*SUPPLIED INFORMATION*

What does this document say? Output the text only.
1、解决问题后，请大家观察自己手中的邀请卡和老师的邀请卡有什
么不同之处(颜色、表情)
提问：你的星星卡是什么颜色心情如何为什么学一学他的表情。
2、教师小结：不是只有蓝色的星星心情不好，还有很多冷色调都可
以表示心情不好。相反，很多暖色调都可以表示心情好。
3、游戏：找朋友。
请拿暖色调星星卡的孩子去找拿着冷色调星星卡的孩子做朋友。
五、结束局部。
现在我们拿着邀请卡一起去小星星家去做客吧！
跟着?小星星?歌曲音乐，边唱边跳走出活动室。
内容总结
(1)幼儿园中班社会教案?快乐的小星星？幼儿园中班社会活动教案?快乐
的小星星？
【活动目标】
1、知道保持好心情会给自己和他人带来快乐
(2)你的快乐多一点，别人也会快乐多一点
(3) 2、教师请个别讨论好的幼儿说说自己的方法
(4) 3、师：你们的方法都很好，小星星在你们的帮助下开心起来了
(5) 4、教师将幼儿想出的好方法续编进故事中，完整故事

*TASK*
Copy out the material above in its entirety. Every detail must match.

*ANSWER IN FULL*
What does this document say? Output the text only.
1、解决问题后，请大家观察自己手中的邀请卡和老师的邀请卡有什
么不同之处(颜色、表情)
提问：你的星星卡是什么颜色心情如何为什么学一学他的表情。
2、教师小结：不是只有蓝色的星星心情不好，还有很多冷色调都可
以表示心情不好。相反，很多暖色调都可以表示心情好。
3、游戏：找朋友。
请拿暖色调星星卡的孩子去找拿着冷色调星星卡的孩子做朋友。
五、结束局部。
现在我们拿着邀请卡一起去小星星家去做客吧！
跟着?小星星?歌曲音乐，边唱边跳走出活动室。
内容总结
(1)幼儿园中班社会教案?快乐的小星星？幼儿园中班社会活动教案?快乐
的小星星？
【活动目标】
1、知道保持好心情会给自己和他人带来快乐
(2)你的快乐多一点，别人也会快乐多一点
(3) 2、教师请个别讨论好的幼儿说说自己的方法
(4) 3、师：你们的方法都很好，小星星在你们的帮助下开心起来了
(5) 4、教师将幼儿想出的好方法续编进故事中，完整故事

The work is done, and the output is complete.